Exercise brief.
Nothing before the line containing "Read all visible content and emit it as JSON." belongs in the answer; quote that line and all lines after it through the end of the material, word for word.

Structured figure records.
——————
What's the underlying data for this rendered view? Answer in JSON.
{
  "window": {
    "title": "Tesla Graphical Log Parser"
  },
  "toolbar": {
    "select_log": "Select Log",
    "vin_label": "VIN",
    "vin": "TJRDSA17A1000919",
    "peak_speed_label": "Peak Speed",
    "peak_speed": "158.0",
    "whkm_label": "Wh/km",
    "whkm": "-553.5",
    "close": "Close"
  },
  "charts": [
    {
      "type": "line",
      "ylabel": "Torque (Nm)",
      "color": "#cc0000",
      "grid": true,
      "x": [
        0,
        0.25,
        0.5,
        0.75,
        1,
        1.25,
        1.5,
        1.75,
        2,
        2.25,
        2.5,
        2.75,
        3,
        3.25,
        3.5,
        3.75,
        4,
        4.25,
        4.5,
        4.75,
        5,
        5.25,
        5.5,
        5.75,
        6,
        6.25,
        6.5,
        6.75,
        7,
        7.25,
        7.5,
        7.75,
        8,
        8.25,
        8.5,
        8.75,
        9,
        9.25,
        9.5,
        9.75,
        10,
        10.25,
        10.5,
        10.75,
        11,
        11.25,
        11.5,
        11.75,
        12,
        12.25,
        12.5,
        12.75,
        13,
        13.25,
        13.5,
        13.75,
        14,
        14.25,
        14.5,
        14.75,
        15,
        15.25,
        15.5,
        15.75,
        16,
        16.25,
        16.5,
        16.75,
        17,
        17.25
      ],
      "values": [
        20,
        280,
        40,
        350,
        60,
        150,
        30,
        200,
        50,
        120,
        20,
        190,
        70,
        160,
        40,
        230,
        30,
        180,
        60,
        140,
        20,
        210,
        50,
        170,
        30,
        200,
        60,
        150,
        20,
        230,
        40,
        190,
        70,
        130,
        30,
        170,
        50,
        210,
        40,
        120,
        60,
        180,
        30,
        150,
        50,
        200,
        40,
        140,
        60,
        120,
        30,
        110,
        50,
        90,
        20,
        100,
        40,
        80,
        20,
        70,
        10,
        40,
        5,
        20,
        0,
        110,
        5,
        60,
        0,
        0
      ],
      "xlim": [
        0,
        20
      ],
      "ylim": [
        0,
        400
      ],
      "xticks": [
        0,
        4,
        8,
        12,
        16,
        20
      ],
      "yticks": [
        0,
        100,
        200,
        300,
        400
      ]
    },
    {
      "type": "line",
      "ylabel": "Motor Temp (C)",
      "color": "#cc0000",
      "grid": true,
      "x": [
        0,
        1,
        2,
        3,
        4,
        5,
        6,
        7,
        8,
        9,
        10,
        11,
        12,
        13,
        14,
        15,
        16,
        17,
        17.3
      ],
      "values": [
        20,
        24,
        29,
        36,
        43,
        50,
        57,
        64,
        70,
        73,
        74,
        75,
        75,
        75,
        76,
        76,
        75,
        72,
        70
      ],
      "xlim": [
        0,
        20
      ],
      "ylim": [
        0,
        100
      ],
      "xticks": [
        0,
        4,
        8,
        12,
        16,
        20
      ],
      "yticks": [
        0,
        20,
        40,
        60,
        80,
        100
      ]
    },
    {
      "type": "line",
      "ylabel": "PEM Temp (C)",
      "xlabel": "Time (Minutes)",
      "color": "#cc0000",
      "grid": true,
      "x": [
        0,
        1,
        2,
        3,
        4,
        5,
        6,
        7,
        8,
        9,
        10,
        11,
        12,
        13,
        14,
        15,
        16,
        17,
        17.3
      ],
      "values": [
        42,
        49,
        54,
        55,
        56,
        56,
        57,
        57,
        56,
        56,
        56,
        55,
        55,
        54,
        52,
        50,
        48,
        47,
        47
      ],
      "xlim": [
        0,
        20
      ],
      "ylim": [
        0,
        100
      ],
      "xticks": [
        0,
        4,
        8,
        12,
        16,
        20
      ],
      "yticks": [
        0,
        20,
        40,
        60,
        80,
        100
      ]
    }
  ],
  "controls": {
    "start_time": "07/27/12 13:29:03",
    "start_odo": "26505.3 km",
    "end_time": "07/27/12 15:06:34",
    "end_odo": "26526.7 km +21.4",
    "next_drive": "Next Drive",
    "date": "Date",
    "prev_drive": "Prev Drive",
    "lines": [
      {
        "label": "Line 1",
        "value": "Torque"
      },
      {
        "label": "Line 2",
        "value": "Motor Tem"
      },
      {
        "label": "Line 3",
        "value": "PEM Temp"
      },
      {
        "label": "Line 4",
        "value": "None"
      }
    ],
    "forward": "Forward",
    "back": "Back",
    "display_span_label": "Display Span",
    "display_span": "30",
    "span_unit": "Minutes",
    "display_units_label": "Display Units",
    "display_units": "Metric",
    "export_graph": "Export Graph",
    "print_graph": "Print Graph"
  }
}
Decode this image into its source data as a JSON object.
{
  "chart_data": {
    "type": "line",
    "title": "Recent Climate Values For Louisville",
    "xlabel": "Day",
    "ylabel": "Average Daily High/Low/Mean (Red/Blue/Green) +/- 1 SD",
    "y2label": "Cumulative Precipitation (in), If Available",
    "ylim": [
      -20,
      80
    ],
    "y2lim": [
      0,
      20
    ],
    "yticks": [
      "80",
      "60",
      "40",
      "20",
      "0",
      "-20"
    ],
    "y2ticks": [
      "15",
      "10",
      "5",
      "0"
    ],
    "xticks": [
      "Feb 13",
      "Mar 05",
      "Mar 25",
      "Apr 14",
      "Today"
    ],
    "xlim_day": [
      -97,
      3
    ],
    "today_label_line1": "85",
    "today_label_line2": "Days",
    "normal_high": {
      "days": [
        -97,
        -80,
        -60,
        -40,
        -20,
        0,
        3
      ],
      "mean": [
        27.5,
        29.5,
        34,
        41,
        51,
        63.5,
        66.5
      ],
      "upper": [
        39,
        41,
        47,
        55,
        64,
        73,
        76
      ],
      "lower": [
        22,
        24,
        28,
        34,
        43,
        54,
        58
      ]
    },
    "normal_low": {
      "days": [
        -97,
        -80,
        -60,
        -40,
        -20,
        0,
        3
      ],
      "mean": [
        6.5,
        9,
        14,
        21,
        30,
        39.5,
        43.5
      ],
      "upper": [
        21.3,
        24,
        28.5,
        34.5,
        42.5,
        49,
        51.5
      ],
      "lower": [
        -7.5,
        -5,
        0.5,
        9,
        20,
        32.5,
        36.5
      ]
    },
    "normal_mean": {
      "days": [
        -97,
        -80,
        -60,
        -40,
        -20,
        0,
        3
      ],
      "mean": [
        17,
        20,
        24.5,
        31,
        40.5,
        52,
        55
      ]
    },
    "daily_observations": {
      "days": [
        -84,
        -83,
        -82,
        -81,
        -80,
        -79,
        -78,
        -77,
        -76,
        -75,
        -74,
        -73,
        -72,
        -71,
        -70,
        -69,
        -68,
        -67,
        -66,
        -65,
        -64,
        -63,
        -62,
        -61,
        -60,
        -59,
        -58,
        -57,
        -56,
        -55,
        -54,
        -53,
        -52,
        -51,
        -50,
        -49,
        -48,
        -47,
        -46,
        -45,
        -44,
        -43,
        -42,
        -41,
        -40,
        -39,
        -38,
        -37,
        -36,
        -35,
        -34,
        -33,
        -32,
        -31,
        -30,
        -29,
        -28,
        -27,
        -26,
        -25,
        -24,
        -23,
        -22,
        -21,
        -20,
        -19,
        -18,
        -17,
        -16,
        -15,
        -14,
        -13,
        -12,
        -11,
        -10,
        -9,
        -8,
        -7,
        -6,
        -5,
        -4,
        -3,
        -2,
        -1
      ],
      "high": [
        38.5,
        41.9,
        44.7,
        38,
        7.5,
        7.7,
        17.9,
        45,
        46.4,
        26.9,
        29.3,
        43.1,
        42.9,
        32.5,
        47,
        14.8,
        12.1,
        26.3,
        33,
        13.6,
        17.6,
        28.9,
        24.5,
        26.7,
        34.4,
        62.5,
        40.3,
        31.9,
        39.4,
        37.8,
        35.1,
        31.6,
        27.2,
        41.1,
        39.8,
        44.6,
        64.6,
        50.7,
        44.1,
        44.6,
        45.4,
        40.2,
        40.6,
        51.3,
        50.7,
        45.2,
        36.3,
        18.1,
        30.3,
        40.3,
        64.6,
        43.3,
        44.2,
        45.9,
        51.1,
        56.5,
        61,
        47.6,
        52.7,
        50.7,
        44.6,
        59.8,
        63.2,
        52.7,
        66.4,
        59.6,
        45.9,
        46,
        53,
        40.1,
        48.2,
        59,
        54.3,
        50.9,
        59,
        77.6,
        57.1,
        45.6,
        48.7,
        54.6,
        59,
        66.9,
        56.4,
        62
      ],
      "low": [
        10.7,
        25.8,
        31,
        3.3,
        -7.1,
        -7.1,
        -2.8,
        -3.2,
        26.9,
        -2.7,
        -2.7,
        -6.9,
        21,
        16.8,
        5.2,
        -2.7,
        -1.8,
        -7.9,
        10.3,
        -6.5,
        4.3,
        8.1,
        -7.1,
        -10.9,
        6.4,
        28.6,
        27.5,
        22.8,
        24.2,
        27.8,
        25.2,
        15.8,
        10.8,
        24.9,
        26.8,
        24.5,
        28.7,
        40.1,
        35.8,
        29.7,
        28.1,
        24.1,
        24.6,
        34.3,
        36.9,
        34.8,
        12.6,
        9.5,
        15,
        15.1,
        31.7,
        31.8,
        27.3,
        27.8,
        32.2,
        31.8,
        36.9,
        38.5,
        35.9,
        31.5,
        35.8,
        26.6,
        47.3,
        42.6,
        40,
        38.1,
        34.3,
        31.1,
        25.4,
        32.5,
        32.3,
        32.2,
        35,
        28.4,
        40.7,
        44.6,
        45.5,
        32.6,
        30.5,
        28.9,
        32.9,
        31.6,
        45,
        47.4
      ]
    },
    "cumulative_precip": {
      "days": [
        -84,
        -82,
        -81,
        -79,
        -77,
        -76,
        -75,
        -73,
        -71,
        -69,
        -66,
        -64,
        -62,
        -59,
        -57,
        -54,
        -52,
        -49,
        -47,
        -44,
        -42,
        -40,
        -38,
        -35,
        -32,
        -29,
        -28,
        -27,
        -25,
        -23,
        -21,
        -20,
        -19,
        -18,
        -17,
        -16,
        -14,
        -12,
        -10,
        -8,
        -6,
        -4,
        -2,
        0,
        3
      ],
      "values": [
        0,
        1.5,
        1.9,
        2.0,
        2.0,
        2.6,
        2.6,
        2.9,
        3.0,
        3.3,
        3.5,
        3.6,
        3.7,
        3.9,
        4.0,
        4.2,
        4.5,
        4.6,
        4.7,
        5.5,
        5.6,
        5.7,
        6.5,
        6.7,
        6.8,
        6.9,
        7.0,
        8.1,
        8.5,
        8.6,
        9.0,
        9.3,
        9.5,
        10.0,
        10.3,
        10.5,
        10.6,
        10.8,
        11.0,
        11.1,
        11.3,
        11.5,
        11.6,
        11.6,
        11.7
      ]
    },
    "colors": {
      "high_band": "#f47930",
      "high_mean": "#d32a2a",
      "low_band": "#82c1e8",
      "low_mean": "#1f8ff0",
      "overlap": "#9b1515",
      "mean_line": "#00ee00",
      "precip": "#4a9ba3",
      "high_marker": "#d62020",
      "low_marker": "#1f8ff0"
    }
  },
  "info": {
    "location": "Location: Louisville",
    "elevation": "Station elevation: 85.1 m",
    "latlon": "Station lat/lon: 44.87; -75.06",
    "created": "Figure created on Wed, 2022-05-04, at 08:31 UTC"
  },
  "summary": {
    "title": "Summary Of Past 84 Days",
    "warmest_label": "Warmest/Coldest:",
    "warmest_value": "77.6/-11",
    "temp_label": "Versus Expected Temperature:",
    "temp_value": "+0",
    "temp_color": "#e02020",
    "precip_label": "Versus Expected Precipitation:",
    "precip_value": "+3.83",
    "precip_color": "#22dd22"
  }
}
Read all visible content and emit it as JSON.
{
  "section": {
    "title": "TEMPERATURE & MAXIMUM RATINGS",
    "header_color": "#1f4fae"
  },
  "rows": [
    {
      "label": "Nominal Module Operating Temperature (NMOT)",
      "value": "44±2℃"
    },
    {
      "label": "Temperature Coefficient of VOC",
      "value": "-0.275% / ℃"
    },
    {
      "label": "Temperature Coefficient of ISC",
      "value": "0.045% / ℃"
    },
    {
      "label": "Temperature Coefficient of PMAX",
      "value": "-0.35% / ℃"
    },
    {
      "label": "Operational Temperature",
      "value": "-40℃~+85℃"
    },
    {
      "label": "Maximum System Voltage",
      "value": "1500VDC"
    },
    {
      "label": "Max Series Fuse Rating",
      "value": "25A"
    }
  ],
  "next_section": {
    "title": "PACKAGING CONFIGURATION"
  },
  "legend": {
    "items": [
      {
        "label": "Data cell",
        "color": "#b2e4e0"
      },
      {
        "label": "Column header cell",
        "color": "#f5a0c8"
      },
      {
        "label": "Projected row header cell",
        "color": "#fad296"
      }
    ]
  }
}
——————
Reply.
Read all visible content and emit it as JSON.
{
  "section": {
    "title": "TEMPERATURE & MAXIMUM RATINGS",
    "header_color": "#1f4fae"
  },
  "rows": [
    {
      "label": "Nominal Module Operating Temperature (NMOT)",
      "value": "44±2℃"
    },
    {
      "label": "Temperature Coefficient of VOC",
      "value": "-0.275% / ℃"
    },
    {
      "label": "Temperature Coefficient of ISC",
      "value": "0.045% / ℃"
    },
    {
      "label": "Temperature Coefficient of PMAX",
      "value": "-0.35% / ℃"
    },
    {
      "label": "Operational Temperature",
      "value": "-40℃~+85℃"
    },
    {
      "label": "Maximum System Voltage",
      "value": "1500VDC"
    },
    {
      "label": "Max Series Fuse Rating",
      "value": "25A"
    }
  ],
  "next_section": {
    "title": "PACKAGING CONFIGURATION"
  },
  "legend": {
    "items": [
      {
        "label": "Data cell",
        "color": "#b2e4e0"
      },
      {
        "label": "Column header cell",
        "color": "#f5a0c8"
      },
      {
        "label": "Projected row header cell",
        "color": "#fad296"
      }
    ]
  }
}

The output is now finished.